What is asked:
Return the material below in full and exactly.

Exercise materials:
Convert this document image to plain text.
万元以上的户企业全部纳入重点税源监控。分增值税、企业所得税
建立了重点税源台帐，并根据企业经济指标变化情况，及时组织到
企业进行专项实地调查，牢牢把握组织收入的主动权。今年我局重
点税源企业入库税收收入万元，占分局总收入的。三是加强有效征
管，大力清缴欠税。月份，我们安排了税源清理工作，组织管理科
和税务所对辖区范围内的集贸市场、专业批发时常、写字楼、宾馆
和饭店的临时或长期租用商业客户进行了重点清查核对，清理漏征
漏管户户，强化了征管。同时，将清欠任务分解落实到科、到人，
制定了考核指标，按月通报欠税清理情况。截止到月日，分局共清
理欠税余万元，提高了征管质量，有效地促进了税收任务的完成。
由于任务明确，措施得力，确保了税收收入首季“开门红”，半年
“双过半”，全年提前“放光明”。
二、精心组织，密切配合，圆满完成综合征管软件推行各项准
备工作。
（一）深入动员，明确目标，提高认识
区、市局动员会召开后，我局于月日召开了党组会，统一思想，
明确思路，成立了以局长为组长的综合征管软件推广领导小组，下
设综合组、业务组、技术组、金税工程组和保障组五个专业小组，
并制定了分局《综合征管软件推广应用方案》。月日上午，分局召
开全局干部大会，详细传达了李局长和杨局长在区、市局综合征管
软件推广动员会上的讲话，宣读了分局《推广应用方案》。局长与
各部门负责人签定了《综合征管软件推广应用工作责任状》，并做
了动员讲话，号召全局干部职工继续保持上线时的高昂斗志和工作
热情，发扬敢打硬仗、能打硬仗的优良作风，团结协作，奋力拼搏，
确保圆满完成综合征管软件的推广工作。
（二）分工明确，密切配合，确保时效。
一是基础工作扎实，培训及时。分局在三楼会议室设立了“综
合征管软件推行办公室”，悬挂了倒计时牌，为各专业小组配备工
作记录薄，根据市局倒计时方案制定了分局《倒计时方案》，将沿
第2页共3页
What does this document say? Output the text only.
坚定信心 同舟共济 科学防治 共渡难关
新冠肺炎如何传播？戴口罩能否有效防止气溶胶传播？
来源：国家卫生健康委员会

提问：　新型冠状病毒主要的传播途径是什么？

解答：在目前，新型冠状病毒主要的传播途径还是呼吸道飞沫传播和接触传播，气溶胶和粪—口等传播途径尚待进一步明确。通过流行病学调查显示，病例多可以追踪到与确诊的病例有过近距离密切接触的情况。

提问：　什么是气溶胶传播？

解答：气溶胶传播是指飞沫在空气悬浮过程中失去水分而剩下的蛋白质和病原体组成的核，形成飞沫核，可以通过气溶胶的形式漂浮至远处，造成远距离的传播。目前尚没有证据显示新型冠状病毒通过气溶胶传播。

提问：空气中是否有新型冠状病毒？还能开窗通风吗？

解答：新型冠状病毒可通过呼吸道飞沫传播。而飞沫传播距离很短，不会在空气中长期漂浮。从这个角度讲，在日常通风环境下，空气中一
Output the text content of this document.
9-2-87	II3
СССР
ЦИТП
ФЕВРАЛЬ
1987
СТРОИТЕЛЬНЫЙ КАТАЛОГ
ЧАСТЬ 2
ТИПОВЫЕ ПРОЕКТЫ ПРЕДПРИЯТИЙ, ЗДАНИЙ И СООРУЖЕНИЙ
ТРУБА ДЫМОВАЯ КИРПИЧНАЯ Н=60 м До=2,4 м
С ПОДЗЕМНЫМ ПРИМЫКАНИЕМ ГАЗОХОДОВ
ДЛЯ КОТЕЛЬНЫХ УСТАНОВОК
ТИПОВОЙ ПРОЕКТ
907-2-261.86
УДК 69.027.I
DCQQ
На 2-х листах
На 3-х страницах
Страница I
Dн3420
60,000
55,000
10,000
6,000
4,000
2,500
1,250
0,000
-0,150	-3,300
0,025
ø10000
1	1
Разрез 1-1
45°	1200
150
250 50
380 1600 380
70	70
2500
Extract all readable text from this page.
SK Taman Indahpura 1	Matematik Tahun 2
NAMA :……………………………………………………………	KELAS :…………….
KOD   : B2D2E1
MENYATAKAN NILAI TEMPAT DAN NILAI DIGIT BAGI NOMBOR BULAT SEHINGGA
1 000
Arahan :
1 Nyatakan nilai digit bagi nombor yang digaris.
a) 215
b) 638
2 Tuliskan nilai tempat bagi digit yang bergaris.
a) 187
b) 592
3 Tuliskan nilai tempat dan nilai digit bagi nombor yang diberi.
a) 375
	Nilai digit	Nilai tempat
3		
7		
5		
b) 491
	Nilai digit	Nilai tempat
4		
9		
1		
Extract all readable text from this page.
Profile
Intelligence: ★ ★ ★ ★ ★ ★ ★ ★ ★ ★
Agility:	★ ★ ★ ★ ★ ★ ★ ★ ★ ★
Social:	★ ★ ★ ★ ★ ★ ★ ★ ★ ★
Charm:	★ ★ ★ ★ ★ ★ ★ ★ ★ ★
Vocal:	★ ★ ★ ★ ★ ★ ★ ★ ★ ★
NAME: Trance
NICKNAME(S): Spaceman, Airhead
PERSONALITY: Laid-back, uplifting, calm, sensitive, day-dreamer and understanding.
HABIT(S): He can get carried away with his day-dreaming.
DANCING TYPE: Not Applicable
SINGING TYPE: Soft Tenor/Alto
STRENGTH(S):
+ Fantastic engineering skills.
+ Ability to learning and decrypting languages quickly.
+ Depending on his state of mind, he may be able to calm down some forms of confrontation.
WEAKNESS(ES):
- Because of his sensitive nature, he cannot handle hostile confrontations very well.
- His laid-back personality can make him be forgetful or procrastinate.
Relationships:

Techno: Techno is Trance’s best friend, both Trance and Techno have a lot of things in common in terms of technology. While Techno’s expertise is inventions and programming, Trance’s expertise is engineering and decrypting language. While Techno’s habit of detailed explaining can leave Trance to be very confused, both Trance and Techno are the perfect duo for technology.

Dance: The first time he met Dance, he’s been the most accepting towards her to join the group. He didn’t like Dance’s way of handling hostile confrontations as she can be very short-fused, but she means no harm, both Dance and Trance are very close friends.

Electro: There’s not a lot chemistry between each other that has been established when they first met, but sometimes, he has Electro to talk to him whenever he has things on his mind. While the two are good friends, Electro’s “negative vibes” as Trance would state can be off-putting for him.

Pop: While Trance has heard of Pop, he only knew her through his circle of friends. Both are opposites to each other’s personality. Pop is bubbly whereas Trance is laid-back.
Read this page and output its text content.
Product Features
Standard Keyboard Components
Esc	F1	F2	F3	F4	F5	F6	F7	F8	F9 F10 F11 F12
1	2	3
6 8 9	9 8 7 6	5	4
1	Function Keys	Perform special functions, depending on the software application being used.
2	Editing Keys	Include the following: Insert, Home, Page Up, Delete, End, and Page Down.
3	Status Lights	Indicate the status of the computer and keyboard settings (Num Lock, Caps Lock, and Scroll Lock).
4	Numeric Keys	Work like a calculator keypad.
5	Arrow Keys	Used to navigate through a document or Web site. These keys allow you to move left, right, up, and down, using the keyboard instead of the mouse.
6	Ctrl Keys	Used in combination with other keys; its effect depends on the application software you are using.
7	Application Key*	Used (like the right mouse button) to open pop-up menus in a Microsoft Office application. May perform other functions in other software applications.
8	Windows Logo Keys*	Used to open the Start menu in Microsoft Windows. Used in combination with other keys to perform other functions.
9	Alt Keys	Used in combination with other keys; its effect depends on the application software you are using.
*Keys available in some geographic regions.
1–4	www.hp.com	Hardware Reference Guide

Task output:
Convert this document image to plain text.
万元以上的户企业全部纳入重点税源监控。分增值税、企业所得税
建立了重点税源台帐，并根据企业经济指标变化情况，及时组织到
企业进行专项实地调查，牢牢把握组织收入的主动权。今年我局重
点税源企业入库税收收入万元，占分局总收入的。三是加强有效征
管，大力清缴欠税。月份，我们安排了税源清理工作，组织管理科
和税务所对辖区范围内的集贸市场、专业批发时常、写字楼、宾馆
和饭店的临时或长期租用商业客户进行了重点清查核对，清理漏征
漏管户户，强化了征管。同时，将清欠任务分解落实到科、到人，
制定了考核指标，按月通报欠税清理情况。截止到月日，分局共清
理欠税余万元，提高了征管质量，有效地促进了税收任务的完成。
由于任务明确，措施得力，确保了税收收入首季“开门红”，半年
“双过半”，全年提前“放光明”。
二、精心组织，密切配合，圆满完成综合征管软件推行各项准
备工作。
（一）深入动员，明确目标，提高认识
区、市局动员会召开后，我局于月日召开了党组会，统一思想，
明确思路，成立了以局长为组长的综合征管软件推广领导小组，下
设综合组、业务组、技术组、金税工程组和保障组五个专业小组，
并制定了分局《综合征管软件推广应用方案》。月日上午，分局召
开全局干部大会，详细传达了李局长和杨局长在区、市局综合征管
软件推广动员会上的讲话，宣读了分局《推广应用方案》。局长与
各部门负责人签定了《综合征管软件推广应用工作责任状》，并做
了动员讲话，号召全局干部职工继续保持上线时的高昂斗志和工作
热情，发扬敢打硬仗、能打硬仗的优良作风，团结协作，奋力拼搏，
确保圆满完成综合征管软件的推广工作。
（二）分工明确，密切配合，确保时效。
一是基础工作扎实，培训及时。分局在三楼会议室设立了“综
合征管软件推行办公室”，悬挂了倒计时牌，为各专业小组配备工
作记录薄，根据市局倒计时方案制定了分局《倒计时方案》，将沿
第2页共3页
What does this document say? Output the text only.
坚定信心 同舟共济 科学防治 共渡难关
新冠肺炎如何传播？戴口罩能否有效防止气溶胶传播？
来源：国家卫生健康委员会

提问：　新型冠状病毒主要的传播途径是什么？

解答：在目前，新型冠状病毒主要的传播途径还是呼吸道飞沫传播和接触传播，气溶胶和粪—口等传播途径尚待进一步明确。通过流行病学调查显示，病例多可以追踪到与确诊的病例有过近距离密切接触的情况。

提问：　什么是气溶胶传播？

解答：气溶胶传播是指飞沫在空气悬浮过程中失去水分而剩下的蛋白质和病原体组成的核，形成飞沫核，可以通过气溶胶的形式漂浮至远处，造成远距离的传播。目前尚没有证据显示新型冠状病毒通过气溶胶传播。

提问：空气中是否有新型冠状病毒？还能开窗通风吗？

解答：新型冠状病毒可通过呼吸道飞沫传播。而飞沫传播距离很短，不会在空气中长期漂浮。从这个角度讲，在日常通风环境下，空气中一
Output the text content of this document.
9-2-87	II3
СССР
ЦИТП
ФЕВРАЛЬ
1987
СТРОИТЕЛЬНЫЙ КАТАЛОГ
ЧАСТЬ 2
ТИПОВЫЕ ПРОЕКТЫ ПРЕДПРИЯТИЙ, ЗДАНИЙ И СООРУЖЕНИЙ
ТРУБА ДЫМОВАЯ КИРПИЧНАЯ Н=60 м До=2,4 м
С ПОДЗЕМНЫМ ПРИМЫКАНИЕМ ГАЗОХОДОВ
ДЛЯ КОТЕЛЬНЫХ УСТАНОВОК
ТИПОВОЙ ПРОЕКТ
907-2-261.86
УДК 69.027.I
DCQQ
На 2-х листах
На 3-х страницах
Страница I
Dн3420
60,000
55,000
10,000
6,000
4,000
2,500
1,250
0,000
-0,150	-3,300
0,025
ø10000
1	1
Разрез 1-1
45°	1200
150
250 50
380 1600 380
70	70
2500
Extract all readable text from this page.
SK Taman Indahpura 1	Matematik Tahun 2
NAMA :……………………………………………………………	KELAS :…………….
KOD   : B2D2E1
MENYATAKAN NILAI TEMPAT DAN NILAI DIGIT BAGI NOMBOR BULAT SEHINGGA
1 000
Arahan :
1 Nyatakan nilai digit bagi nombor yang digaris.
a) 215
b) 638
2 Tuliskan nilai tempat bagi digit yang bergaris.
a) 187
b) 592
3 Tuliskan nilai tempat dan nilai digit bagi nombor yang diberi.
a) 375
	Nilai digit	Nilai tempat
3		
7		
5		
b) 491
	Nilai digit	Nilai tempat
4		
9		
1		
Extract all readable text from this page.
Profile
Intelligence: ★ ★ ★ ★ ★ ★ ★ ★ ★ ★
Agility:	★ ★ ★ ★ ★ ★ ★ ★ ★ ★
Social:	★ ★ ★ ★ ★ ★ ★ ★ ★ ★
Charm:	★ ★ ★ ★ ★ ★ ★ ★ ★ ★
Vocal:	★ ★ ★ ★ ★ ★ ★ ★ ★ ★
NAME: Trance
NICKNAME(S): Spaceman, Airhead
PERSONALITY: Laid-back, uplifting, calm, sensitive, day-dreamer and understanding.
HABIT(S): He can get carried away with his day-dreaming.
DANCING TYPE: Not Applicable
SINGING TYPE: Soft Tenor/Alto
STRENGTH(S):
+ Fantastic engineering skills.
+ Ability to learning and decrypting languages quickly.
+ Depending on his state of mind, he may be able to calm down some forms of confrontation.
WEAKNESS(ES):
- Because of his sensitive nature, he cannot handle hostile confrontations very well.
- His laid-back personality can make him be forgetful or procrastinate.
Relationships:

Techno: Techno is Trance’s best friend, both Trance and Techno have a lot of things in common in terms of technology. While Techno’s expertise is inventions and programming, Trance’s expertise is engineering and decrypting language. While Techno’s habit of detailed explaining can leave Trance to be very confused, both Trance and Techno are the perfect duo for technology.

Dance: The first time he met Dance, he’s been the most accepting towards her to join the group. He didn’t like Dance’s way of handling hostile confrontations as she can be very short-fused, but she means no harm, both Dance and Trance are very close friends.

Electro: There’s not a lot chemistry between each other that has been established when they first met, but sometimes, he has Electro to talk to him whenever he has things on his mind. While the two are good friends, Electro’s “negative vibes” as Trance would state can be off-putting for him.

Pop: While Trance has heard of Pop, he only knew her through his circle of friends. Both are opposites to each other’s personality. Pop is bubbly whereas Trance is laid-back.
Read this page and output its text content.
Product Features
Standard Keyboard Components
Esc	F1	F2	F3	F4	F5	F6	F7	F8	F9 F10 F11 F12
1	2	3
6 8 9	9 8 7 6	5	4
1	Function Keys	Perform special functions, depending on the software application being used.
2	Editing Keys	Include the following: Insert, Home, Page Up, Delete, End, and Page Down.
3	Status Lights	Indicate the status of the computer and keyboard settings (Num Lock, Caps Lock, and Scroll Lock).
4	Numeric Keys	Work like a calculator keypad.
5	Arrow Keys	Used to navigate through a document or Web site. These keys allow you to move left, right, up, and down, using the keyboard instead of the mouse.
6	Ctrl Keys	Used in combination with other keys; its effect depends on the application software you are using.
7	Application Key*	Used (like the right mouse button) to open pop-up menus in a Microsoft Office application. May perform other functions in other software applications.
8	Windows Logo Keys*	Used to open the Start menu in Microsoft Windows. Used in combination with other keys to perform other functions.
9	Alt Keys	Used in combination with other keys; its effect depends on the application software you are using.
*Keys available in some geographic regions.
1–4	www.hp.com	Hardware Reference Guide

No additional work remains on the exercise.